(EXERCISE) Scan the data for "informacji" and copy the lines it appears in.

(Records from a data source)

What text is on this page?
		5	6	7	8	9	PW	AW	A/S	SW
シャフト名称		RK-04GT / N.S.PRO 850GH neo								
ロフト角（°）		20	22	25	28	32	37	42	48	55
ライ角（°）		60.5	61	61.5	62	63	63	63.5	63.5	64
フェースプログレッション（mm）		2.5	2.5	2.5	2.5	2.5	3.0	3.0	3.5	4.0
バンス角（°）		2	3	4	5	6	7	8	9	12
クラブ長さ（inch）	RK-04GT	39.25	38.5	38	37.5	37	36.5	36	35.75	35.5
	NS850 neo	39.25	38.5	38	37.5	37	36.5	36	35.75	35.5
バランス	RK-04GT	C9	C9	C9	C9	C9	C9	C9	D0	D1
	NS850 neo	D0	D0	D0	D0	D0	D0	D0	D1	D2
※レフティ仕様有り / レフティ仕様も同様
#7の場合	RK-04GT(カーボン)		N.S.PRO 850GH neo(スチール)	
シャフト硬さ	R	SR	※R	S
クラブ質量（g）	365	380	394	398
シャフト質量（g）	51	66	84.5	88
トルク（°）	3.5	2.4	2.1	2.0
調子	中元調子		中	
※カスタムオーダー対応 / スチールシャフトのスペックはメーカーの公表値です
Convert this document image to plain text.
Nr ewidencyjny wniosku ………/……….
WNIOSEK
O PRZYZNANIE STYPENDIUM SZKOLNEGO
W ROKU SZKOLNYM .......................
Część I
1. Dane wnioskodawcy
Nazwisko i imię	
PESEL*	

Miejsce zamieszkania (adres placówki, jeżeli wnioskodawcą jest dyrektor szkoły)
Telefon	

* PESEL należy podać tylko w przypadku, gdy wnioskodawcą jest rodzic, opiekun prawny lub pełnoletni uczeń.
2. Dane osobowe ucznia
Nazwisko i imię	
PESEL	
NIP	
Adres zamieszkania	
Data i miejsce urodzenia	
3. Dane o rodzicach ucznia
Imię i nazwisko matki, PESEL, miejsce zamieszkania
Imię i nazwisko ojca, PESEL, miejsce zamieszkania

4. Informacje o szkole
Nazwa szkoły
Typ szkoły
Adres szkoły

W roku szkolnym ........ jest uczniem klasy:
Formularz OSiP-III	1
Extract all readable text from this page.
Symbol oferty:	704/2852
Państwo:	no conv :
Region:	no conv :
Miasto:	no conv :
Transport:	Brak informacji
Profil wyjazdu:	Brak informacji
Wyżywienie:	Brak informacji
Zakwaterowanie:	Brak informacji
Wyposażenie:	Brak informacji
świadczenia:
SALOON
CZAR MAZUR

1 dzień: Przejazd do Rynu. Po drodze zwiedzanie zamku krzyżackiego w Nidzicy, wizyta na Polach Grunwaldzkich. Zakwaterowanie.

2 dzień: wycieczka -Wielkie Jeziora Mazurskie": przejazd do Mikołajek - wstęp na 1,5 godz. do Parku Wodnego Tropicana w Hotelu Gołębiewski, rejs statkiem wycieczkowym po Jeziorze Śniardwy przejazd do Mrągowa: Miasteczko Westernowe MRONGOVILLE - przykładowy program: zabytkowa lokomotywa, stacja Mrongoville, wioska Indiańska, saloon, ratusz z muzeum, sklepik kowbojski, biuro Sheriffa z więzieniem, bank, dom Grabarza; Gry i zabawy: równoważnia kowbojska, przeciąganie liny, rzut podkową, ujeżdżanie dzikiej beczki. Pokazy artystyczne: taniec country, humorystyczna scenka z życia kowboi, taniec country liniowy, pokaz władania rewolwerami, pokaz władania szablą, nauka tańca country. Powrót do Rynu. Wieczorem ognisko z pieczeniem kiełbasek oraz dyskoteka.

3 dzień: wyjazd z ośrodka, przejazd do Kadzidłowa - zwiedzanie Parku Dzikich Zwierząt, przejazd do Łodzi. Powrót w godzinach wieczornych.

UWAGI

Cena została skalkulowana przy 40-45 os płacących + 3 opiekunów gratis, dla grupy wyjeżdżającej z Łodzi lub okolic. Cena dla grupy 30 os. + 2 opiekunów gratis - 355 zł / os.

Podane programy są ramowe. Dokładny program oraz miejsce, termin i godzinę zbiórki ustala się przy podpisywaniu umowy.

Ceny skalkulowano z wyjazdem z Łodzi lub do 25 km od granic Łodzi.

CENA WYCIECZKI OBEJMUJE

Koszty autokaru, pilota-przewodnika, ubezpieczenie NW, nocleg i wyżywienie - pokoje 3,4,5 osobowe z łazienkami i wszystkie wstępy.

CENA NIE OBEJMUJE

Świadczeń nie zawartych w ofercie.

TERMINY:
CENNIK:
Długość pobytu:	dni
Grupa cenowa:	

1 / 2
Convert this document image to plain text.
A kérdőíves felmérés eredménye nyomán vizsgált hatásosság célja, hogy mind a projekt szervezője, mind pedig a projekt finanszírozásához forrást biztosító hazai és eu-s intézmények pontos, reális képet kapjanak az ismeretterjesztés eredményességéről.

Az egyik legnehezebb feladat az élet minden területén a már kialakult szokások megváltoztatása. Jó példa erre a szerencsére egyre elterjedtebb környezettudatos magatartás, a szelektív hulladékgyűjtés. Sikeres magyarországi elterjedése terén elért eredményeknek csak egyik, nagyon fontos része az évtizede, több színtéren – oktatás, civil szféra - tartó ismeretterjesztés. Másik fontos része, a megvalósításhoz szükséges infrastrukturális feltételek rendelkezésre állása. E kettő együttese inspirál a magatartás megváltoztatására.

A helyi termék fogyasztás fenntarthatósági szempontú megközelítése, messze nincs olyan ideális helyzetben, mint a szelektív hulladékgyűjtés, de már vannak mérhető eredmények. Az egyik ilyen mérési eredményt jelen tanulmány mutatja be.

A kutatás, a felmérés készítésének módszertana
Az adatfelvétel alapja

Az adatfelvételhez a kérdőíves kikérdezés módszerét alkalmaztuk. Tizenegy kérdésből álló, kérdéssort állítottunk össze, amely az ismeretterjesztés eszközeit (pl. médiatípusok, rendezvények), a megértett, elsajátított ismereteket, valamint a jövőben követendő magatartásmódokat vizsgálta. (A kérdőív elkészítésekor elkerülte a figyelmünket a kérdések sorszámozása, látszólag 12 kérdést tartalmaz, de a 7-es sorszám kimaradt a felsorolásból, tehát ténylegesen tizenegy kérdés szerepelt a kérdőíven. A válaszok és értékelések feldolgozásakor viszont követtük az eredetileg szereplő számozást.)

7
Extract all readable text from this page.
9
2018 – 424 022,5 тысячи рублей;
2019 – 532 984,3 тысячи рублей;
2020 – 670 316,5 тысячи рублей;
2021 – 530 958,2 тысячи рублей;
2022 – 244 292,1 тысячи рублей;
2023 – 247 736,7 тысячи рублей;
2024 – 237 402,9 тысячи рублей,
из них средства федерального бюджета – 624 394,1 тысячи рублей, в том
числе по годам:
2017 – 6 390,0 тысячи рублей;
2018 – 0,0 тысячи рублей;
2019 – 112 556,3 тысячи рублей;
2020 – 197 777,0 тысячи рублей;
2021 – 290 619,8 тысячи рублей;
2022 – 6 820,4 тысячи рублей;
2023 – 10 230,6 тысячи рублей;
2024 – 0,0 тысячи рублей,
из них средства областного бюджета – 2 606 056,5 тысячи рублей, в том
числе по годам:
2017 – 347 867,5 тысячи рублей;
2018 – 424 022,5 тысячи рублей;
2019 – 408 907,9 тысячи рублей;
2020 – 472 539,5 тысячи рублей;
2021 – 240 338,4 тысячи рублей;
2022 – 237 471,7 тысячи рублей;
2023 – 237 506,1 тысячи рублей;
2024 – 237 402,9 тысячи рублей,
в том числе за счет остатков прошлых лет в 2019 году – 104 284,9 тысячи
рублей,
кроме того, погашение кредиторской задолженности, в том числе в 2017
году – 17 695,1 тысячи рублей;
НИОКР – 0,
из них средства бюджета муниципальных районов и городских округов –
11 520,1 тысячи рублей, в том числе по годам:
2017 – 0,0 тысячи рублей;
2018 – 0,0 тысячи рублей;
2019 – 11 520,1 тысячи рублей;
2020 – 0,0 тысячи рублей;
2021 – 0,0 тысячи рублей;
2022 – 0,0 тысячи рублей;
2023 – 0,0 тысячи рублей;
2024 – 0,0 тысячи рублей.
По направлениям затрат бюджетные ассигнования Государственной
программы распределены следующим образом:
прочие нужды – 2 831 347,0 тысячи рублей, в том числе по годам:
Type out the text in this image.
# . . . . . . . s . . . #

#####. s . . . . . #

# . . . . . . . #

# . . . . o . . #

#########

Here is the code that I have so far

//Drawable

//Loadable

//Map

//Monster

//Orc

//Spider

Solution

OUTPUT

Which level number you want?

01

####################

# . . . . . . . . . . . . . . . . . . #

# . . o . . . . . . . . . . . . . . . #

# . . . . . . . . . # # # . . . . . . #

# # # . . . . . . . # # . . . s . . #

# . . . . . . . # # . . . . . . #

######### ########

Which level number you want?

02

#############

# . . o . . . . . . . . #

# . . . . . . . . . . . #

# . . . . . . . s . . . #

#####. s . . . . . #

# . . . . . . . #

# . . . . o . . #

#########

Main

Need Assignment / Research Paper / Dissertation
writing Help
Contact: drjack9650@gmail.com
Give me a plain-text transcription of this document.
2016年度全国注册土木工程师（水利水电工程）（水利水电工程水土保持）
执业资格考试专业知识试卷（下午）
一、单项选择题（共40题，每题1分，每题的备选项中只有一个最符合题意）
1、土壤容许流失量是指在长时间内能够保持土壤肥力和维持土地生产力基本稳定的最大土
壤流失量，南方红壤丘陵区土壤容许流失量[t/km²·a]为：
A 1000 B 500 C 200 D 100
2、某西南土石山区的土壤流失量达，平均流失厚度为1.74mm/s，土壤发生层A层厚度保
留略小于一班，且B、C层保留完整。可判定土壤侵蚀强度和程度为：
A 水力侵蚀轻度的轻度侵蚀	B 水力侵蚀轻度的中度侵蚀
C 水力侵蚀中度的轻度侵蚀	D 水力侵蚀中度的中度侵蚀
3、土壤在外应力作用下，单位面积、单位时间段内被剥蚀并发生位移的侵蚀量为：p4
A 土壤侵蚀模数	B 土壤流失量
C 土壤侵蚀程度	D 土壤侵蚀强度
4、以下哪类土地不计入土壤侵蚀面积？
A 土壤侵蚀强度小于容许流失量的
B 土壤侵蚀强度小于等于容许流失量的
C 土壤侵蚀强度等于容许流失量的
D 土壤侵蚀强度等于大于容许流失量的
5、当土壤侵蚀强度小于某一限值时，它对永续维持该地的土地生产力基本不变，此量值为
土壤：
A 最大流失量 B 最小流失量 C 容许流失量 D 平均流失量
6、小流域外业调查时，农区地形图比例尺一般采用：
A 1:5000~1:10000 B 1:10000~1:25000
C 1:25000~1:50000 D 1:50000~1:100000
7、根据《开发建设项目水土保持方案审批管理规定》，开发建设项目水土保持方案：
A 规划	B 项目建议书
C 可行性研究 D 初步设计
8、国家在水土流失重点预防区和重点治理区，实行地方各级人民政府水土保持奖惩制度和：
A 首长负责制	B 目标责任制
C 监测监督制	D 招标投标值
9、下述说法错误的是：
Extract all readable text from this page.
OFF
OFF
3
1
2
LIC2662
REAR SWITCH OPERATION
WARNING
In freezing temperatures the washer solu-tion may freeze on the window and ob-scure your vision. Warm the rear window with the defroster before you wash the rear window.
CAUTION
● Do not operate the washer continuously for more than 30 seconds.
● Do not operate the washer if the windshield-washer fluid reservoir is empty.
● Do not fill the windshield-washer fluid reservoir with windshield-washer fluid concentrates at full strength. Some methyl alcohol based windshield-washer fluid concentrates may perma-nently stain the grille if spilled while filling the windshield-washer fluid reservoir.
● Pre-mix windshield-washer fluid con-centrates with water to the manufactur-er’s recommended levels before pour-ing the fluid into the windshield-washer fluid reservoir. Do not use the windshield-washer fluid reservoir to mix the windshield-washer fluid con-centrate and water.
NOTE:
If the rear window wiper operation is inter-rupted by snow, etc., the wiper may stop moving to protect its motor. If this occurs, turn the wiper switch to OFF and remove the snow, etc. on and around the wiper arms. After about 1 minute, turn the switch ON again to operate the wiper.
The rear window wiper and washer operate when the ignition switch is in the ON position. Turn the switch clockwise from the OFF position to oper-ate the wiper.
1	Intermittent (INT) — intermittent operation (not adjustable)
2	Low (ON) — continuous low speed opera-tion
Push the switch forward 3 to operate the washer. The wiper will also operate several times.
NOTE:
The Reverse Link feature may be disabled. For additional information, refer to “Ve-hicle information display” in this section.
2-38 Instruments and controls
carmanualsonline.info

(SOLUTION FOR THIS EXERCISE)
Transport:	Brak informacji
Profil wyjazdu:	Brak informacji
Wyżywienie:	Brak informacji
Zakwaterowanie:	Brak informacji
Wyposażenie:	Brak informacji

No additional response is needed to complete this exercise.